Excerpts from a figure dataset
***

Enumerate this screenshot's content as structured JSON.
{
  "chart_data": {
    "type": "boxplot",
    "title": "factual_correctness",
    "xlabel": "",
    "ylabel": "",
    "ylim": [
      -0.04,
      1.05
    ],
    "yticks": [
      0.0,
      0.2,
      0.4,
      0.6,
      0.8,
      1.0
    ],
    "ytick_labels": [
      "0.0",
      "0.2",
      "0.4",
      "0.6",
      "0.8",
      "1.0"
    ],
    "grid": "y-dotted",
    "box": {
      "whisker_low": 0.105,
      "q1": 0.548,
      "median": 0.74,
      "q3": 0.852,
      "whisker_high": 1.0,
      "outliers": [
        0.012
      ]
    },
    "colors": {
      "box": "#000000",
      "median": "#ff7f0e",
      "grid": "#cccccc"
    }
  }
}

***

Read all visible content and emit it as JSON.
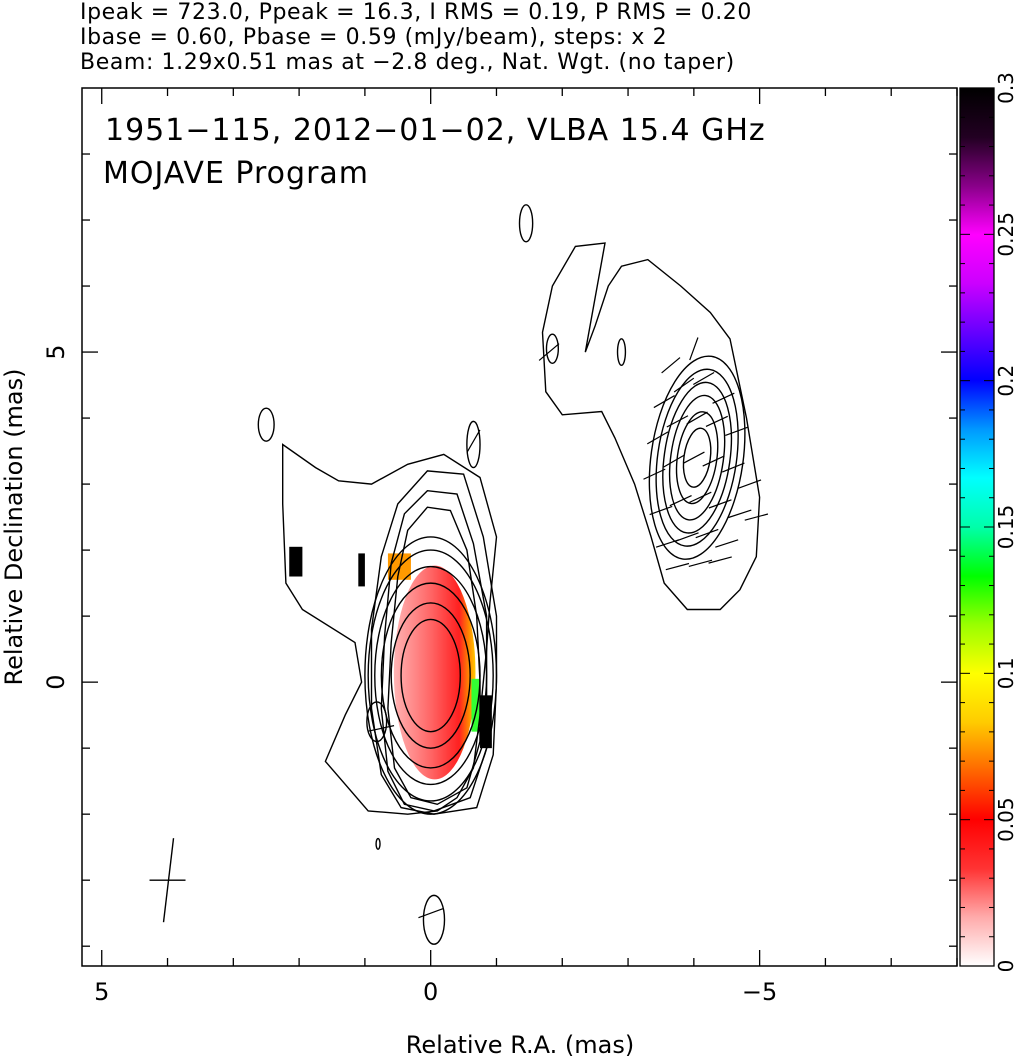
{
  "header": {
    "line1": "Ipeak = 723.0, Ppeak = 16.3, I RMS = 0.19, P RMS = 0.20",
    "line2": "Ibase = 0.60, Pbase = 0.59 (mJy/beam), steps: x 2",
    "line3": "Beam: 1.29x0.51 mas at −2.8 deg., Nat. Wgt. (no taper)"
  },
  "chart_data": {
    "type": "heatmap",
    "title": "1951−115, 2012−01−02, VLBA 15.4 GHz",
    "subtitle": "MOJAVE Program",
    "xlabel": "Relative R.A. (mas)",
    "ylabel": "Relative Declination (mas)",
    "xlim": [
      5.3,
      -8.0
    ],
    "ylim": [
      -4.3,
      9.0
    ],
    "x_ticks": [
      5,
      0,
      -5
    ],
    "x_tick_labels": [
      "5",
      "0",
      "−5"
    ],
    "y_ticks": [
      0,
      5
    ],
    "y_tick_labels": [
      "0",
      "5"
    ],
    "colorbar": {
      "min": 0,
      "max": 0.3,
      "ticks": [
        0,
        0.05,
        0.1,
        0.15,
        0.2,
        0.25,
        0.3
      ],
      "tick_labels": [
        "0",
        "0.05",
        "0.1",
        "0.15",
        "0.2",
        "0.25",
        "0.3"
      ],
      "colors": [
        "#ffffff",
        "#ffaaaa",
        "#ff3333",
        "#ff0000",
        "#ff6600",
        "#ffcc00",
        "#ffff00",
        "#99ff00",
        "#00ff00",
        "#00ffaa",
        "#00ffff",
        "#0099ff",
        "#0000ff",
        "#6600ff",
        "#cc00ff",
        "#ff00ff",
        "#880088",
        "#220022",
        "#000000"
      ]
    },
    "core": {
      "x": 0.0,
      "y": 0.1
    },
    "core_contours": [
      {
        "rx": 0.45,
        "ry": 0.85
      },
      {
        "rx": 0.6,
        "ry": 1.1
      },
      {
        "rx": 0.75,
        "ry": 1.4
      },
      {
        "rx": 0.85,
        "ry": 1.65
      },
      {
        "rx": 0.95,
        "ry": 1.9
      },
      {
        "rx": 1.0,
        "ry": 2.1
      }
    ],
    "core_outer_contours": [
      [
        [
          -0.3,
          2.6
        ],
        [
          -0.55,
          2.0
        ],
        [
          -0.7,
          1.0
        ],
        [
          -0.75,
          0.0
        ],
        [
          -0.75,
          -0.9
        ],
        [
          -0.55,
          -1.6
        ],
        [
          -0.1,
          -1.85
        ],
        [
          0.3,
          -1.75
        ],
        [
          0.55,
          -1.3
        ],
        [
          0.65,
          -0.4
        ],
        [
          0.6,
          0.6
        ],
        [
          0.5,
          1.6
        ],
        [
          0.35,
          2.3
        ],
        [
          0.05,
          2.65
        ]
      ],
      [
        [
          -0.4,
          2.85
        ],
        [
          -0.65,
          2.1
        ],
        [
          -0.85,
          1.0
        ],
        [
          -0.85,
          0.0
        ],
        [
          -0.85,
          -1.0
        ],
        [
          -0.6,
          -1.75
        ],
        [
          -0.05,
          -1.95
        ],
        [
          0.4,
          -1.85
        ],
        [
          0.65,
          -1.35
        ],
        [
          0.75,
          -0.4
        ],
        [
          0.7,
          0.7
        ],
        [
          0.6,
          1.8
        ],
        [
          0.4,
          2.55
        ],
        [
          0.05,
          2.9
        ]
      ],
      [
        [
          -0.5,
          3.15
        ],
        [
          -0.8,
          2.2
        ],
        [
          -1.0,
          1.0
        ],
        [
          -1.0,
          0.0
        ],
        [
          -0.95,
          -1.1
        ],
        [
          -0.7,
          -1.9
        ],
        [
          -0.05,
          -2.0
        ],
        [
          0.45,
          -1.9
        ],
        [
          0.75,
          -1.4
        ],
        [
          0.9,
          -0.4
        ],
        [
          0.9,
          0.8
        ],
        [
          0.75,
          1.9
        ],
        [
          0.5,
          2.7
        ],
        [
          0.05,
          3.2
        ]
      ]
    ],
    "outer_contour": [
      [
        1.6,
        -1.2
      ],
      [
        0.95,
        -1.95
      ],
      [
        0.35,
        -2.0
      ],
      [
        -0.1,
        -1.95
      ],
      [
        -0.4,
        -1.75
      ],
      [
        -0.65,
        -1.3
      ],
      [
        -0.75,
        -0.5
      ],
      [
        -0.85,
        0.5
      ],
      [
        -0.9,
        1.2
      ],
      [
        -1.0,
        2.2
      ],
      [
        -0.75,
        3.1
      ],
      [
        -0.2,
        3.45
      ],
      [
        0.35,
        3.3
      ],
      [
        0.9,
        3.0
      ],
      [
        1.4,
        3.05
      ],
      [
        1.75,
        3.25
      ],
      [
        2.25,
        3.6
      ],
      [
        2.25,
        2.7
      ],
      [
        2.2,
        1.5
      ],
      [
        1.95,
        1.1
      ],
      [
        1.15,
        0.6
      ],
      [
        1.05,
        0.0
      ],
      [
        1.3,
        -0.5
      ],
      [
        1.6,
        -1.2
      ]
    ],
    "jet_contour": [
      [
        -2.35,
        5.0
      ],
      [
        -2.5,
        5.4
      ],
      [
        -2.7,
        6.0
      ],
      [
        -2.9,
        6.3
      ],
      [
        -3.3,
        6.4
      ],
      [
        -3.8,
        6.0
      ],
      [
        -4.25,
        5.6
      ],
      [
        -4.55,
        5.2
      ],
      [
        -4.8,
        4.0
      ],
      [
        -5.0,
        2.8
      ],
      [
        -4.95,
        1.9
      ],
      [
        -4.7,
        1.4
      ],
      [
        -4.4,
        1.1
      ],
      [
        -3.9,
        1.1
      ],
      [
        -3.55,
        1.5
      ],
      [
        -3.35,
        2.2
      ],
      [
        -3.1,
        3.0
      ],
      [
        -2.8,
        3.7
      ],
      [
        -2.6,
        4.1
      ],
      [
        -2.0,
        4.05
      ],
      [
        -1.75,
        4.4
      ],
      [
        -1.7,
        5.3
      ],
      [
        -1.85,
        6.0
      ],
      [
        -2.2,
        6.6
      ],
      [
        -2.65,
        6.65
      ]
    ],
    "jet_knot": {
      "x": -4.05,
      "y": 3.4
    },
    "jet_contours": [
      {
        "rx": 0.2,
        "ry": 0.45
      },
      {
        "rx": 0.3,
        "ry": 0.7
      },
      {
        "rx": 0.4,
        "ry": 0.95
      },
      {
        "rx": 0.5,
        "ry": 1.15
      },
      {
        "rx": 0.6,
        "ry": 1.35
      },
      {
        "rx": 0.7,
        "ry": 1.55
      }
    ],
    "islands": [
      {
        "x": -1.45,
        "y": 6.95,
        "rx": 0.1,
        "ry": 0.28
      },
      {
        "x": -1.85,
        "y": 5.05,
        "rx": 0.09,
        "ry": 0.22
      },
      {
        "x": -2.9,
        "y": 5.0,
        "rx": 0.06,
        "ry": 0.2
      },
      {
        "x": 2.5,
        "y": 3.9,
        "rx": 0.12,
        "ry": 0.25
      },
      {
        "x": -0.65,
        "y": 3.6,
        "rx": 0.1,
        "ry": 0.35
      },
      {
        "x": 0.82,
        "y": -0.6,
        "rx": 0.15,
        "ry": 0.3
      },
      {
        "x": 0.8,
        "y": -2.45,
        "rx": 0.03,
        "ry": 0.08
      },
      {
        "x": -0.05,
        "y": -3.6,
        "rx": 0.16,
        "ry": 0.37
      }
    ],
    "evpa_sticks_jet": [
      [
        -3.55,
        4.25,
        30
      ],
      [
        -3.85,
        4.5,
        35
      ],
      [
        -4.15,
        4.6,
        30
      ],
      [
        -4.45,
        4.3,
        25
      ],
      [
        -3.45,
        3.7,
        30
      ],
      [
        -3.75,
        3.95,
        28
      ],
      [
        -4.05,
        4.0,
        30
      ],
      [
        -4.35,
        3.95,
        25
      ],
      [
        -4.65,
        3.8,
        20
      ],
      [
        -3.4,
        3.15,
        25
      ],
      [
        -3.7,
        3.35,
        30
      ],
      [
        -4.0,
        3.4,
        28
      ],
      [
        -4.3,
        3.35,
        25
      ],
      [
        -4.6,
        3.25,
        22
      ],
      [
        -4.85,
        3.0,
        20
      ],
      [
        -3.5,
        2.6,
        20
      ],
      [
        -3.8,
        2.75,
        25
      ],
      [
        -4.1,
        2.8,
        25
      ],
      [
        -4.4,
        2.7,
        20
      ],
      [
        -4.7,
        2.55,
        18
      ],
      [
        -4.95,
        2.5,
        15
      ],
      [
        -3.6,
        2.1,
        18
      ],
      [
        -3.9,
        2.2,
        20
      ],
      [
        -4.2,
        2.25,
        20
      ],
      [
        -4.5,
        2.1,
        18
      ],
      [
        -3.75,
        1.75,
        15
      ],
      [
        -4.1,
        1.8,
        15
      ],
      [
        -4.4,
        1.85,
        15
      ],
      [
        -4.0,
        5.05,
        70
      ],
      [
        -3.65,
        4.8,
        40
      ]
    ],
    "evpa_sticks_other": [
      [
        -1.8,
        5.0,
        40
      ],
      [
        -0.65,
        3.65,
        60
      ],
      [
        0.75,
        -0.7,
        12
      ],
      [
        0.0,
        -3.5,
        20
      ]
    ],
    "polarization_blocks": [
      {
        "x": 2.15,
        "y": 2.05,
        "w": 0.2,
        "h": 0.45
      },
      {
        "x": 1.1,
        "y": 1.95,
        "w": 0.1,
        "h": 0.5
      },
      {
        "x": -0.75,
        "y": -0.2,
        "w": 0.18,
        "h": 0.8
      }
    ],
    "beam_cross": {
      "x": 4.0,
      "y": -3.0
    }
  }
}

***

§ Goal:
In the entries above, find every line holding the word "Relative" and copy it out.

§ Correct result:
    "xlabel": "Relative R.A. (mas)",
    "ylabel": "Relative Declination (mas)",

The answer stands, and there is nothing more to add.